◆ PROBLEM ◆
What follows is a set of entries. Repeat them exactly, but not their pictures.
>> BEGIN PROVIDED DATA
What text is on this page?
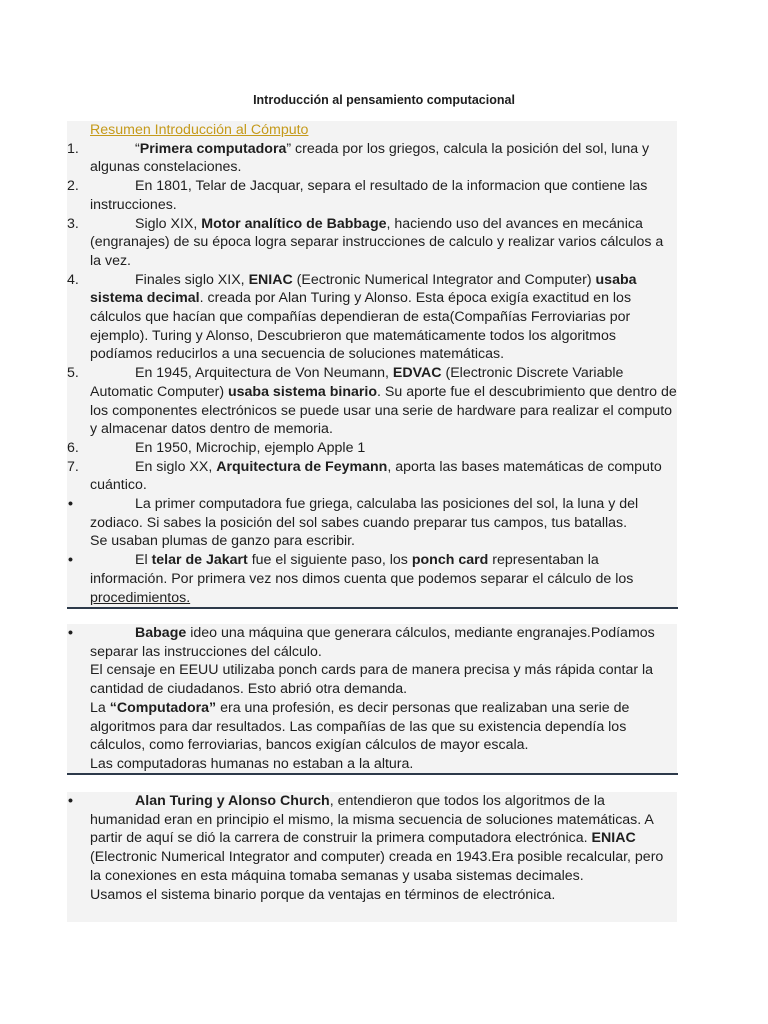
Introducción al pensamiento computacional
Resumen Introducción al Cómputo
1.	“Primera computadora” creada por los griegos, calcula la posición del sol, luna y algunas constelaciones.
2.	En 1801, Telar de Jacquar, separa el resultado de la informacion que contiene las instrucciones.
3.	Siglo XIX, Motor analítico de Babbage, haciendo uso del avances en mecánica (engranajes) de su época logra separar instrucciones de calculo y realizar varios cálculos a la vez.
4.	Finales siglo XIX, ENIAC (Eectronic Numerical Integrator and Computer) usaba sistema decimal. creada por Alan Turing y Alonso. Esta época exigía exactitud en los cálculos que hacían que compañías dependieran de esta(Compañías Ferroviarias por ejemplo). Turing y Alonso, Descubrieron que matemáticamente todos los algoritmos podíamos reducirlos a una secuencia de soluciones matemáticas.
5.	En 1945, Arquitectura de Von Neumann, EDVAC (Electronic Discrete Variable Automatic Computer) usaba sistema binario. Su aporte fue el descubrimiento que dentro de los componentes electrónicos se puede usar una serie de hardware para realizar el computo y almacenar datos dentro de memoria.
6.	En 1950, Microchip, ejemplo Apple 1
7.	En siglo XX, Arquitectura de Feymann, aporta las bases matemáticas de computo cuántico.
•	La primer computadora fue griega, calculaba las posiciones del sol, la luna y del zodiaco. Si sabes la posición del sol sabes cuando preparar tus campos, tus batallas.
Se usaban plumas de ganzo para escribir.
•	El telar de Jakart fue el siguiente paso, los ponch card representaban la información. Por primera vez nos dimos cuenta que podemos separar el cálculo de los procedimientos.
•	Babage ideo una máquina que generara cálculos, mediante engranajes.Podíamos separar las instrucciones del cálculo.
El censaje en EEUU utilizaba ponch cards para de manera precisa y más rápida contar la cantidad de ciudadanos. Esto abrió otra demanda.
La “Computadora” era una profesión, es decir personas que realizaban una serie de algoritmos para dar resultados. Las compañías de las que su existencia dependía los cálculos, como ferroviarias, bancos exigían cálculos de mayor escala.
Las computadoras humanas no estaban a la altura.
•	Alan Turing y Alonso Church, entendieron que todos los algoritmos de la humanidad eran en principio el mismo, la misma secuencia de soluciones matemáticas. A partir de aquí se dió la carrera de construir la primera computadora electrónica. ENIAC (Electronic Numerical Integrator and computer) creada en 1943.Era posible recalcular, pero la conexiones en esta máquina tomaba semanas y usaba sistemas decimales.
Usamos el sistema binario porque da ventajas en términos de electrónica.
>> END PROVIDED DATA
◆ WRITTEN REPLY ◆
What text is on this page?
Introducción al pensamiento computacional
Resumen Introducción al Cómputo
1.	“Primera computadora” creada por los griegos, calcula la posición del sol, luna y algunas constelaciones.
2.	En 1801, Telar de Jacquar, separa el resultado de la informacion que contiene las instrucciones.
3.	Siglo XIX, Motor analítico de Babbage, haciendo uso del avances en mecánica (engranajes) de su época logra separar instrucciones de calculo y realizar varios cálculos a la vez.
4.	Finales siglo XIX, ENIAC (Eectronic Numerical Integrator and Computer) usaba sistema decimal. creada por Alan Turing y Alonso. Esta época exigía exactitud en los cálculos que hacían que compañías dependieran de esta(Compañías Ferroviarias por ejemplo). Turing y Alonso, Descubrieron que matemáticamente todos los algoritmos podíamos reducirlos a una secuencia de soluciones matemáticas.
5.	En 1945, Arquitectura de Von Neumann, EDVAC (Electronic Discrete Variable Automatic Computer) usaba sistema binario. Su aporte fue el descubrimiento que dentro de los componentes electrónicos se puede usar una serie de hardware para realizar el computo y almacenar datos dentro de memoria.
6.	En 1950, Microchip, ejemplo Apple 1
7.	En siglo XX, Arquitectura de Feymann, aporta las bases matemáticas de computo cuántico.
•	La primer computadora fue griega, calculaba las posiciones del sol, la luna y del zodiaco. Si sabes la posición del sol sabes cuando preparar tus campos, tus batallas.
Se usaban plumas de ganzo para escribir.
•	El telar de Jakart fue el siguiente paso, los ponch card representaban la información. Por primera vez nos dimos cuenta que podemos separar el cálculo de los procedimientos.
•	Babage ideo una máquina que generara cálculos, mediante engranajes.Podíamos separar las instrucciones del cálculo.
El censaje en EEUU utilizaba ponch cards para de manera precisa y más rápida contar la cantidad de ciudadanos. Esto abrió otra demanda.
La “Computadora” era una profesión, es decir personas que realizaban una serie de algoritmos para dar resultados. Las compañías de las que su existencia dependía los cálculos, como ferroviarias, bancos exigían cálculos de mayor escala.
Las computadoras humanas no estaban a la altura.
•	Alan Turing y Alonso Church, entendieron que todos los algoritmos de la humanidad eran en principio el mismo, la misma secuencia de soluciones matemáticas. A partir de aquí se dió la carrera de construir la primera computadora electrónica. ENIAC (Electronic Numerical Integrator and computer) creada en 1943.Era posible recalcular, pero la conexiones en esta máquina tomaba semanas y usaba sistemas decimales.
Usamos el sistema binario porque da ventajas en términos de electrónica.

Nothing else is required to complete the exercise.